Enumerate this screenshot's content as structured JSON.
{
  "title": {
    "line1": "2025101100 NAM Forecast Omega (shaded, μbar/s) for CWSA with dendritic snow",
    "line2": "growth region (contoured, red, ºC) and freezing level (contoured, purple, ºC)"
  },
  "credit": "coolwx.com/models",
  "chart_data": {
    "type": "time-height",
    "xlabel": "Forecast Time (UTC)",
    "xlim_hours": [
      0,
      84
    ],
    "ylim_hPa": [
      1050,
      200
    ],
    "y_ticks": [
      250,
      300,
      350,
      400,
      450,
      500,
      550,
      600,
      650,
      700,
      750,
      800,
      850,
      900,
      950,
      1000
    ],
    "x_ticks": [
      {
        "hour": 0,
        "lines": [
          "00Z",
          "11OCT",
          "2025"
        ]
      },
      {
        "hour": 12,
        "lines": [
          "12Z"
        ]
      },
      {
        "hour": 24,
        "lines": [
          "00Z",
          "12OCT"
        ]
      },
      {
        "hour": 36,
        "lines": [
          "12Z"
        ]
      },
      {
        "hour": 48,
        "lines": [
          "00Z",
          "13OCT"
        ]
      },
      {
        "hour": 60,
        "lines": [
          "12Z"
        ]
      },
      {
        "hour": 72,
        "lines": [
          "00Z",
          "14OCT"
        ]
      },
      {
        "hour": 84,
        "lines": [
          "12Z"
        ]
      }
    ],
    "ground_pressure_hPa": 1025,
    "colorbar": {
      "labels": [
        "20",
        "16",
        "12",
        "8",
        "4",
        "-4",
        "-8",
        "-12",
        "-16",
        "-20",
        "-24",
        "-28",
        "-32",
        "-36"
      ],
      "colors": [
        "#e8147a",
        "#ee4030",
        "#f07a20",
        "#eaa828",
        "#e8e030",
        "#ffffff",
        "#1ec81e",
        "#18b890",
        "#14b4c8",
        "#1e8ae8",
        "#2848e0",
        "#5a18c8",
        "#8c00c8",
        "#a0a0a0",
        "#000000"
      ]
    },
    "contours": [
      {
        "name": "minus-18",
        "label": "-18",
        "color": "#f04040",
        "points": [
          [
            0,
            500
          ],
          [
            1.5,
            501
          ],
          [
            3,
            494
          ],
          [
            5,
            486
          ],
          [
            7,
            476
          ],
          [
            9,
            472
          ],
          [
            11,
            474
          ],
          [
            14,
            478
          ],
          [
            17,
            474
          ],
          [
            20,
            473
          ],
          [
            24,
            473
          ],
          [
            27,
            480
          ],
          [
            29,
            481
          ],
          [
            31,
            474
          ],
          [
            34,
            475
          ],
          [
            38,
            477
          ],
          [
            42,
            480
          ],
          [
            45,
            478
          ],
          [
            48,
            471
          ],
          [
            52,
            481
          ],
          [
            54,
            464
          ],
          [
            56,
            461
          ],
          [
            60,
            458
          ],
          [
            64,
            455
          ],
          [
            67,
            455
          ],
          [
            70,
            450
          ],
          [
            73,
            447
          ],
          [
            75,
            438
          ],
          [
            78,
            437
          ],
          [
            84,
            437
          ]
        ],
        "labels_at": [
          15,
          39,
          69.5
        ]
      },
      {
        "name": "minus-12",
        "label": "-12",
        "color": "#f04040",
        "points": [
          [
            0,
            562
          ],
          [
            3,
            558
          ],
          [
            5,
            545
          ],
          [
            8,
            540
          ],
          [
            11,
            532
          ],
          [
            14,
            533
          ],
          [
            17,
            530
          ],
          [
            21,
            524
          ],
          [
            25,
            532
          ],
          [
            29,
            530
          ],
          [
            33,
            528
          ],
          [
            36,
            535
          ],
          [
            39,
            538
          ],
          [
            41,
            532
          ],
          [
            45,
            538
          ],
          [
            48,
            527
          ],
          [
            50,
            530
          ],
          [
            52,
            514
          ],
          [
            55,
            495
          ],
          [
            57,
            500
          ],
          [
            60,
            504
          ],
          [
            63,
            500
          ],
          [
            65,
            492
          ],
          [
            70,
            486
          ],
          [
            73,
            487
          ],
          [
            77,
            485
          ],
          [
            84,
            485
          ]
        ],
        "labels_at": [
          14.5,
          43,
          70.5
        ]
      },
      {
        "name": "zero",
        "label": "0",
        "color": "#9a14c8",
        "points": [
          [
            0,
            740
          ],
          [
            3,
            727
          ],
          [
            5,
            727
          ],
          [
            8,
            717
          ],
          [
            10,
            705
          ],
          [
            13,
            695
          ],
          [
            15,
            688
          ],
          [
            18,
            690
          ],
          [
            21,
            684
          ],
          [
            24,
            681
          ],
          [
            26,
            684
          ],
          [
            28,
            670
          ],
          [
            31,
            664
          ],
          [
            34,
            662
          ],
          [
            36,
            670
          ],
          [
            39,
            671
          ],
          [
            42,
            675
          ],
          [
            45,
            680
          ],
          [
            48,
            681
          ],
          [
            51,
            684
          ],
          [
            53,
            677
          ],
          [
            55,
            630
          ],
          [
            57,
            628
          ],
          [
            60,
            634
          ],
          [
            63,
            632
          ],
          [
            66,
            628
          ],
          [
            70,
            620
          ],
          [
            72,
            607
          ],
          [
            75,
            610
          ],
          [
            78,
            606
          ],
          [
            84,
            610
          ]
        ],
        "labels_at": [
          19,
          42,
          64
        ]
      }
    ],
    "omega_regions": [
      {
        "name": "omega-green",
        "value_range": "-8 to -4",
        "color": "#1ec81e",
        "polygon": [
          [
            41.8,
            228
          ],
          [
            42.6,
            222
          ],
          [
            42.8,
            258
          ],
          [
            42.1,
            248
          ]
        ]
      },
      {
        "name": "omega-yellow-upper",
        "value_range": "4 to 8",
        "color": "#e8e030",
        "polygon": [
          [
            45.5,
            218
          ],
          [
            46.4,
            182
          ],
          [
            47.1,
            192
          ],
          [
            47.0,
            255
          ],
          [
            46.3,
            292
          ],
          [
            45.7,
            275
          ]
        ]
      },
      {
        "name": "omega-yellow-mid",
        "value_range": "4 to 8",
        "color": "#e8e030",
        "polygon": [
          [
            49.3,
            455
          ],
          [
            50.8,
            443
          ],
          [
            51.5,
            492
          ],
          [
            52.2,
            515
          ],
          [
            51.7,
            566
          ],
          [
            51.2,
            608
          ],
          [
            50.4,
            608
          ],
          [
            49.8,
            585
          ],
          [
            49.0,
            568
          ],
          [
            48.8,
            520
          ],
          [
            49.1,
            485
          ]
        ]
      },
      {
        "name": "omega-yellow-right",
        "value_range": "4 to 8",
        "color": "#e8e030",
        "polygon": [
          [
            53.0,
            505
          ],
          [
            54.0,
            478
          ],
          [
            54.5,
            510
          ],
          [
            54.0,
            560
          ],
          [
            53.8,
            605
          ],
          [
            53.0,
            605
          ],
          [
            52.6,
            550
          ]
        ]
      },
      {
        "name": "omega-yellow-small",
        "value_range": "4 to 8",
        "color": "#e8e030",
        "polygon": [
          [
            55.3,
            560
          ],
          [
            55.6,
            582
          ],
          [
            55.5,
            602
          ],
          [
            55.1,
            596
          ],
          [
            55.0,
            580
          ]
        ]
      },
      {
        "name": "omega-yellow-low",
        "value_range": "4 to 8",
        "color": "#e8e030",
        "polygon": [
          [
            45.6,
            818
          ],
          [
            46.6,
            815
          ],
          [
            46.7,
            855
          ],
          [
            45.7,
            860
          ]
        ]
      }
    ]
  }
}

● ● ●

__Problem to work on__
Every line above should be retyped exactly as given.

__Answer to the task__
Enumerate this screenshot's content as structured JSON.
{
  "title": {
    "line1": "2025101100 NAM Forecast Omega (shaded, μbar/s) for CWSA with dendritic snow",
    "line2": "growth region (contoured, red, ºC) and freezing level (contoured, purple, ºC)"
  },
  "credit": "coolwx.com/models",
  "chart_data": {
    "type": "time-height",
    "xlabel": "Forecast Time (UTC)",
    "xlim_hours": [
      0,
      84
    ],
    "ylim_hPa": [
      1050,
      200
    ],
    "y_ticks": [
      250,
      300,
      350,
      400,
      450,
      500,
      550,
      600,
      650,
      700,
      750,
      800,
      850,
      900,
      950,
      1000
    ],
    "x_ticks": [
      {
        "hour": 0,
        "lines": [
          "00Z",
          "11OCT",
          "2025"
        ]
      },
      {
        "hour": 12,
        "lines": [
          "12Z"
        ]
      },
      {
        "hour": 24,
        "lines": [
          "00Z",
          "12OCT"
        ]
      },
      {
        "hour": 36,
        "lines": [
          "12Z"
        ]
      },
      {
        "hour": 48,
        "lines": [
          "00Z",
          "13OCT"
        ]
      },
      {
        "hour": 60,
        "lines": [
          "12Z"
        ]
      },
      {
        "hour": 72,
        "lines": [
          "00Z",
          "14OCT"
        ]
      },
      {
        "hour": 84,
        "lines": [
          "12Z"
        ]
      }
    ],
    "ground_pressure_hPa": 1025,
    "colorbar": {
      "labels": [
        "20",
        "16",
        "12",
        "8",
        "4",
        "-4",
        "-8",
        "-12",
        "-16",
        "-20",
        "-24",
        "-28",
        "-32",
        "-36"
      ],
      "colors": [
        "#e8147a",
        "#ee4030",
        "#f07a20",
        "#eaa828",
        "#e8e030",
        "#ffffff",
        "#1ec81e",
        "#18b890",
        "#14b4c8",
        "#1e8ae8",
        "#2848e0",
        "#5a18c8",
        "#8c00c8",
        "#a0a0a0",
        "#000000"
      ]
    },
    "contours": [
      {
        "name": "minus-18",
        "label": "-18",
        "color": "#f04040",
        "points": [
          [
            0,
            500
          ],
          [
            1.5,
            501
          ],
          [
            3,
            494
          ],
          [
            5,
            486
          ],
          [
            7,
            476
          ],
          [
            9,
            472
          ],
          [
            11,
            474
          ],
          [
            14,
            478
          ],
          [
            17,
            474
          ],
          [
            20,
            473
          ],
          [
            24,
            473
          ],
          [
            27,
            480
          ],
          [
            29,
            481
          ],
          [
            31,
            474
          ],
          [
            34,
            475
          ],
          [
            38,
            477
          ],
          [
            42,
            480
          ],
          [
            45,
            478
          ],
          [
            48,
            471
          ],
          [
            52,
            481
          ],
          [
            54,
            464
          ],
          [
            56,
            461
          ],
          [
            60,
            458
          ],
          [
            64,
            455
          ],
          [
            67,
            455
          ],
          [
            70,
            450
          ],
          [
            73,
            447
          ],
          [
            75,
            438
          ],
          [
            78,
            437
          ],
          [
            84,
            437
          ]
        ],
        "labels_at": [
          15,
          39,
          69.5
        ]
      },
      {
        "name": "minus-12",
        "label": "-12",
        "color": "#f04040",
        "points": [
          [
            0,
            562
          ],
          [
            3,
            558
          ],
          [
            5,
            545
          ],
          [
            8,
            540
          ],
          [
            11,
            532
          ],
          [
            14,
            533
          ],
          [
            17,
            530
          ],
          [
            21,
            524
          ],
          [
            25,
            532
          ],
          [
            29,
            530
          ],
          [
            33,
            528
          ],
          [
            36,
            535
          ],
          [
            39,
            538
          ],
          [
            41,
            532
          ],
          [
            45,
            538
          ],
          [
            48,
            527
          ],
          [
            50,
            530
          ],
          [
            52,
            514
          ],
          [
            55,
            495
          ],
          [
            57,
            500
          ],
          [
            60,
            504
          ],
          [
            63,
            500
          ],
          [
            65,
            492
          ],
          [
            70,
            486
          ],
          [
            73,
            487
          ],
          [
            77,
            485
          ],
          [
            84,
            485
          ]
        ],
        "labels_at": [
          14.5,
          43,
          70.5
        ]
      },
      {
        "name": "zero",
        "label": "0",
        "color": "#9a14c8",
        "points": [
          [
            0,
            740
          ],
          [
            3,
            727
          ],
          [
            5,
            727
          ],
          [
            8,
            717
          ],
          [
            10,
            705
          ],
          [
            13,
            695
          ],
          [
            15,
            688
          ],
          [
            18,
            690
          ],
          [
            21,
            684
          ],
          [
            24,
            681
          ],
          [
            26,
            684
          ],
          [
            28,
            670
          ],
          [
            31,
            664
          ],
          [
            34,
            662
          ],
          [
            36,
            670
          ],
          [
            39,
            671
          ],
          [
            42,
            675
          ],
          [
            45,
            680
          ],
          [
            48,
            681
          ],
          [
            51,
            684
          ],
          [
            53,
            677
          ],
          [
            55,
            630
          ],
          [
            57,
            628
          ],
          [
            60,
            634
          ],
          [
            63,
            632
          ],
          [
            66,
            628
          ],
          [
            70,
            620
          ],
          [
            72,
            607
          ],
          [
            75,
            610
          ],
          [
            78,
            606
          ],
          [
            84,
            610
          ]
        ],
        "labels_at": [
          19,
          42,
          64
        ]
      }
    ],
    "omega_regions": [
      {
        "name": "omega-green",
        "value_range": "-8 to -4",
        "color": "#1ec81e",
        "polygon": [
          [
            41.8,
            228
          ],
          [
            42.6,
            222
          ],
          [
            42.8,
            258
          ],
          [
            42.1,
            248
          ]
        ]
      },
      {
        "name": "omega-yellow-upper",
        "value_range": "4 to 8",
        "color": "#e8e030",
        "polygon": [
          [
            45.5,
            218
          ],
          [
            46.4,
            182
          ],
          [
            47.1,
            192
          ],
          [
            47.0,
            255
          ],
          [
            46.3,
            292
          ],
          [
            45.7,
            275
          ]
        ]
      },
      {
        "name": "omega-yellow-mid",
        "value_range": "4 to 8",
        "color": "#e8e030",
        "polygon": [
          [
            49.3,
            455
          ],
          [
            50.8,
            443
          ],
          [
            51.5,
            492
          ],
          [
            52.2,
            515
          ],
          [
            51.7,
            566
          ],
          [
            51.2,
            608
          ],
          [
            50.4,
            608
          ],
          [
            49.8,
            585
          ],
          [
            49.0,
            568
          ],
          [
            48.8,
            520
          ],
          [
            49.1,
            485
          ]
        ]
      },
      {
        "name": "omega-yellow-right",
        "value_range": "4 to 8",
        "color": "#e8e030",
        "polygon": [
          [
            53.0,
            505
          ],
          [
            54.0,
            478
          ],
          [
            54.5,
            510
          ],
          [
            54.0,
            560
          ],
          [
            53.8,
            605
          ],
          [
            53.0,
            605
          ],
          [
            52.6,
            550
          ]
        ]
      },
      {
        "name": "omega-yellow-small",
        "value_range": "4 to 8",
        "color": "#e8e030",
        "polygon": [
          [
            55.3,
            560
          ],
          [
            55.6,
            582
          ],
          [
            55.5,
            602
          ],
          [
            55.1,
            596
          ],
          [
            55.0,
            580
          ]
        ]
      },
      {
        "name": "omega-yellow-low",
        "value_range": "4 to 8",
        "color": "#e8e030",
        "polygon": [
          [
            45.6,
            818
          ],
          [
            46.6,
            815
          ],
          [
            46.7,
            855
          ],
          [
            45.7,
            860
          ]
        ]
      }
    ]
  }
}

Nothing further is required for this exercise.